(Dataset entries)

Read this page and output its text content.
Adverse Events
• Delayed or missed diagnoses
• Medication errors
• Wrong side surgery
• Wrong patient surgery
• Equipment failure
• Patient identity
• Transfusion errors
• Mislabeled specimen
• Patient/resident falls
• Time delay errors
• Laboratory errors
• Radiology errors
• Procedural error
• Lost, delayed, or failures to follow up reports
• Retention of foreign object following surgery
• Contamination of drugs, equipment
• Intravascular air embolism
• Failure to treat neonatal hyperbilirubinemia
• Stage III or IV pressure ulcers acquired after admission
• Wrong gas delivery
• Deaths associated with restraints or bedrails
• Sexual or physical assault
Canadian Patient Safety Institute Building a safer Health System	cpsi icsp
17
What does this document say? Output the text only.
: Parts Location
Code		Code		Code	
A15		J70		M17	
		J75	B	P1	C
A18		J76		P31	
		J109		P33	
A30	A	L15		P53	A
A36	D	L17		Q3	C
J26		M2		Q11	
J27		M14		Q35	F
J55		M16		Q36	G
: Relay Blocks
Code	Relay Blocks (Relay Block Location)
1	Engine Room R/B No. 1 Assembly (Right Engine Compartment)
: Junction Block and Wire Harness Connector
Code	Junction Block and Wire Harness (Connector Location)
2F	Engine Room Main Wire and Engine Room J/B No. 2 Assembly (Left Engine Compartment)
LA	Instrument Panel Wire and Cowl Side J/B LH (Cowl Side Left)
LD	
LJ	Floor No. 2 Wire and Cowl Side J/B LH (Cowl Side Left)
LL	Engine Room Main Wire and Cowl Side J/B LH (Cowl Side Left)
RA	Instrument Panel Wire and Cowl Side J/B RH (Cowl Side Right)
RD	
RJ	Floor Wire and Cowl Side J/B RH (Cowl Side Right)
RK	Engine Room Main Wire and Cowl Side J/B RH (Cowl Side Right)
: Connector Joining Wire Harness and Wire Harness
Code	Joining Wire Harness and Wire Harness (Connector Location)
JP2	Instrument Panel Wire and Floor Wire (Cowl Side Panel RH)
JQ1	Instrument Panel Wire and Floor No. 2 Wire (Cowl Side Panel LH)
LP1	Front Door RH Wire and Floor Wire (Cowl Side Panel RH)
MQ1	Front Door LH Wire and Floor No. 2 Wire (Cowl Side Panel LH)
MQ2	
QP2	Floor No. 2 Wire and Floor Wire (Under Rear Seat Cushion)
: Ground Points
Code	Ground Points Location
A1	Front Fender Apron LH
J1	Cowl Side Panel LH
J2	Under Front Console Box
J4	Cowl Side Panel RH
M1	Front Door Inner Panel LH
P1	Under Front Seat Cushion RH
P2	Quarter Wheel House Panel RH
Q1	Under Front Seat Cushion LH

__Direction__: Extract the full listing above without alteration.

__Result of this exercise__:
Read this page and output its text content.
Adverse Events
• Delayed or missed diagnoses
• Medication errors
• Wrong side surgery
• Wrong patient surgery
• Equipment failure
• Patient identity
• Transfusion errors
• Mislabeled specimen
• Patient/resident falls
• Time delay errors
• Laboratory errors
• Radiology errors
• Procedural error
• Lost, delayed, or failures to follow up reports
• Retention of foreign object following surgery
• Contamination of drugs, equipment
• Intravascular air embolism
• Failure to treat neonatal hyperbilirubinemia
• Stage III or IV pressure ulcers acquired after admission
• Wrong gas delivery
• Deaths associated with restraints or bedrails
• Sexual or physical assault
Canadian Patient Safety Institute Building a safer Health System	cpsi icsp
17
What does this document say? Output the text only.
: Parts Location
Code		Code		Code	
A15		J70		M17	
		J75	B	P1	C
A18		J76		P31	
		J109		P33	
A30	A	L15		P53	A
A36	D	L17		Q3	C
J26		M2		Q11	
J27		M14		Q35	F
J55		M16		Q36	G
: Relay Blocks
Code	Relay Blocks (Relay Block Location)
1	Engine Room R/B No. 1 Assembly (Right Engine Compartment)
: Junction Block and Wire Harness Connector
Code	Junction Block and Wire Harness (Connector Location)
2F	Engine Room Main Wire and Engine Room J/B No. 2 Assembly (Left Engine Compartment)
LA	Instrument Panel Wire and Cowl Side J/B LH (Cowl Side Left)
LD	
LJ	Floor No. 2 Wire and Cowl Side J/B LH (Cowl Side Left)
LL	Engine Room Main Wire and Cowl Side J/B LH (Cowl Side Left)
RA	Instrument Panel Wire and Cowl Side J/B RH (Cowl Side Right)
RD	
RJ	Floor Wire and Cowl Side J/B RH (Cowl Side Right)
RK	Engine Room Main Wire and Cowl Side J/B RH (Cowl Side Right)
: Connector Joining Wire Harness and Wire Harness
Code	Joining Wire Harness and Wire Harness (Connector Location)
JP2	Instrument Panel Wire and Floor Wire (Cowl Side Panel RH)
JQ1	Instrument Panel Wire and Floor No. 2 Wire (Cowl Side Panel LH)
LP1	Front Door RH Wire and Floor Wire (Cowl Side Panel RH)
MQ1	Front Door LH Wire and Floor No. 2 Wire (Cowl Side Panel LH)
MQ2	
QP2	Floor No. 2 Wire and Floor Wire (Under Rear Seat Cushion)
: Ground Points
Code	Ground Points Location
A1	Front Fender Apron LH
J1	Cowl Side Panel LH
J2	Under Front Console Box
J4	Cowl Side Panel RH
M1	Front Door Inner Panel LH
P1	Under Front Seat Cushion RH
P2	Quarter Wheel House Panel RH
Q1	Under Front Seat Cushion LH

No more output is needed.